Restate the records in their entirety, word for word.

— Start DATASET —

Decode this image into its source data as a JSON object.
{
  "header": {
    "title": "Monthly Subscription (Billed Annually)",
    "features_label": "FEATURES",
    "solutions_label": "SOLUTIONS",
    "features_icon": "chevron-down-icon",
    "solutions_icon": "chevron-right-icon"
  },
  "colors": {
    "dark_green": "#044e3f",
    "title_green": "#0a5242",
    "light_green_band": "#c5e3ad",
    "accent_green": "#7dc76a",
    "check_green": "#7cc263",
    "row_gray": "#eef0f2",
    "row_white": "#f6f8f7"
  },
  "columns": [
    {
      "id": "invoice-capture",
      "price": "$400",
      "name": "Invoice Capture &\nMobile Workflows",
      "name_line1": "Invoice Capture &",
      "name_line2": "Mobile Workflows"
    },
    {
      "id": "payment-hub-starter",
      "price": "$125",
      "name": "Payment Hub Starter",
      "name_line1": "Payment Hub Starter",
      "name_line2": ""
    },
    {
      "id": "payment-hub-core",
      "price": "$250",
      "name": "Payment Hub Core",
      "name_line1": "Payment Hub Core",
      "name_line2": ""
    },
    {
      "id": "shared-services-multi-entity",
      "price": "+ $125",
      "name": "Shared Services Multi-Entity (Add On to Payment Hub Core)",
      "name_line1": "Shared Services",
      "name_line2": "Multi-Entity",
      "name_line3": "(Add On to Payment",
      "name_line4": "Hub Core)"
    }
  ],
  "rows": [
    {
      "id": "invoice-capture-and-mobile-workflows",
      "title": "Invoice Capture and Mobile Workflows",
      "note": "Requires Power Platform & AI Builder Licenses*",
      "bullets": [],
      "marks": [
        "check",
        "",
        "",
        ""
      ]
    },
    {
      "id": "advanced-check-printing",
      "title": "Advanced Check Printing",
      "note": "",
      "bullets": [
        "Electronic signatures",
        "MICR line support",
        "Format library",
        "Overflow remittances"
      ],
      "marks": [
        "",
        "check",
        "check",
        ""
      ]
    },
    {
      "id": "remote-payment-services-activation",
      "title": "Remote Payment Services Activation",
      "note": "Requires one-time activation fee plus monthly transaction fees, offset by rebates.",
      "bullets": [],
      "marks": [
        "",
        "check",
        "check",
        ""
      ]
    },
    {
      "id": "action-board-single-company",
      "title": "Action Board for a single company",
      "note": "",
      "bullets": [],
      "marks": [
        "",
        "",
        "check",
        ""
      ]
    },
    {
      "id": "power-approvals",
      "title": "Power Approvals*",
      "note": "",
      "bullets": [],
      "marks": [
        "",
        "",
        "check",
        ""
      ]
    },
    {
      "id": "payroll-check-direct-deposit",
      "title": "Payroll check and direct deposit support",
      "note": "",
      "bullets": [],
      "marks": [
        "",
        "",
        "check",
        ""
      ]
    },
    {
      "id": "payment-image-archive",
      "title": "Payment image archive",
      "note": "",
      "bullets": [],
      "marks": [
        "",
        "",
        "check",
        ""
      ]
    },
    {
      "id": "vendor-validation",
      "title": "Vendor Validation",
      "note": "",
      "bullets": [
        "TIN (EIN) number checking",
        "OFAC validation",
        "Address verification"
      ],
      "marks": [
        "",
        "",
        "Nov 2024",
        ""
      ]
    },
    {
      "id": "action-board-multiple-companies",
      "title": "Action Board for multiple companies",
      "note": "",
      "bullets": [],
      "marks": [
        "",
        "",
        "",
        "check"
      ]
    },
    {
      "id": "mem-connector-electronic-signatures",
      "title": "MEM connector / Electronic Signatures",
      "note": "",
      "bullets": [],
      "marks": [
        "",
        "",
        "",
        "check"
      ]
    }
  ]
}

— End DATASET —

RESPONSE BELOW:
Decode this image into its source data as a JSON object.
{
  "header": {
    "title": "Monthly Subscription (Billed Annually)",
    "features_label": "FEATURES",
    "solutions_label": "SOLUTIONS",
    "features_icon": "chevron-down-icon",
    "solutions_icon": "chevron-right-icon"
  },
  "colors": {
    "dark_green": "#044e3f",
    "title_green": "#0a5242",
    "light_green_band": "#c5e3ad",
    "accent_green": "#7dc76a",
    "check_green": "#7cc263",
    "row_gray": "#eef0f2",
    "row_white": "#f6f8f7"
  },
  "columns": [
    {
      "id": "invoice-capture",
      "price": "$400",
      "name": "Invoice Capture &\nMobile Workflows",
      "name_line1": "Invoice Capture &",
      "name_line2": "Mobile Workflows"
    },
    {
      "id": "payment-hub-starter",
      "price": "$125",
      "name": "Payment Hub Starter",
      "name_line1": "Payment Hub Starter",
      "name_line2": ""
    },
    {
      "id": "payment-hub-core",
      "price": "$250",
      "name": "Payment Hub Core",
      "name_line1": "Payment Hub Core",
      "name_line2": ""
    },
    {
      "id": "shared-services-multi-entity",
      "price": "+ $125",
      "name": "Shared Services Multi-Entity (Add On to Payment Hub Core)",
      "name_line1": "Shared Services",
      "name_line2": "Multi-Entity",
      "name_line3": "(Add On to Payment",
      "name_line4": "Hub Core)"
    }
  ],
  "rows": [
    {
      "id": "invoice-capture-and-mobile-workflows",
      "title": "Invoice Capture and Mobile Workflows",
      "note": "Requires Power Platform & AI Builder Licenses*",
      "bullets": [],
      "marks": [
        "check",
        "",
        "",
        ""
      ]
    },
    {
      "id": "advanced-check-printing",
      "title": "Advanced Check Printing",
      "note": "",
      "bullets": [
        "Electronic signatures",
        "MICR line support",
        "Format library",
        "Overflow remittances"
      ],
      "marks": [
        "",
        "check",
        "check",
        ""
      ]
    },
    {
      "id": "remote-payment-services-activation",
      "title": "Remote Payment Services Activation",
      "note": "Requires one-time activation fee plus monthly transaction fees, offset by rebates.",
      "bullets": [],
      "marks": [
        "",
        "check",
        "check",
        ""
      ]
    },
    {
      "id": "action-board-single-company",
      "title": "Action Board for a single company",
      "note": "",
      "bullets": [],
      "marks": [
        "",
        "",
        "check",
        ""
      ]
    },
    {
      "id": "power-approvals",
      "title": "Power Approvals*",
      "note": "",
      "bullets": [],
      "marks": [
        "",
        "",
        "check",
        ""
      ]
    },
    {
      "id": "payroll-check-direct-deposit",
      "title": "Payroll check and direct deposit support",
      "note": "",
      "bullets": [],
      "marks": [
        "",
        "",
        "check",
        ""
      ]
    },
    {
      "id": "payment-image-archive",
      "title": "Payment image archive",
      "note": "",
      "bullets": [],
      "marks": [
        "",
        "",
        "check",
        ""
      ]
    },
    {
      "id": "vendor-validation",
      "title": "Vendor Validation",
      "note": "",
      "bullets": [
        "TIN (EIN) number checking",
        "OFAC validation",
        "Address verification"
      ],
      "marks": [
        "",
        "",
        "Nov 2024",
        ""
      ]
    },
    {
      "id": "action-board-multiple-companies",
      "title": "Action Board for multiple companies",
      "note": "",
      "bullets": [],
      "marks": [
        "",
        "",
        "",
        "check"
      ]
    },
    {
      "id": "mem-connector-electronic-signatures",
      "title": "MEM connector / Electronic Signatures",
      "note": "",
      "bullets": [],
      "marks": [
        "",
        "",
        "",
        "check"
      ]
    }
  ]
}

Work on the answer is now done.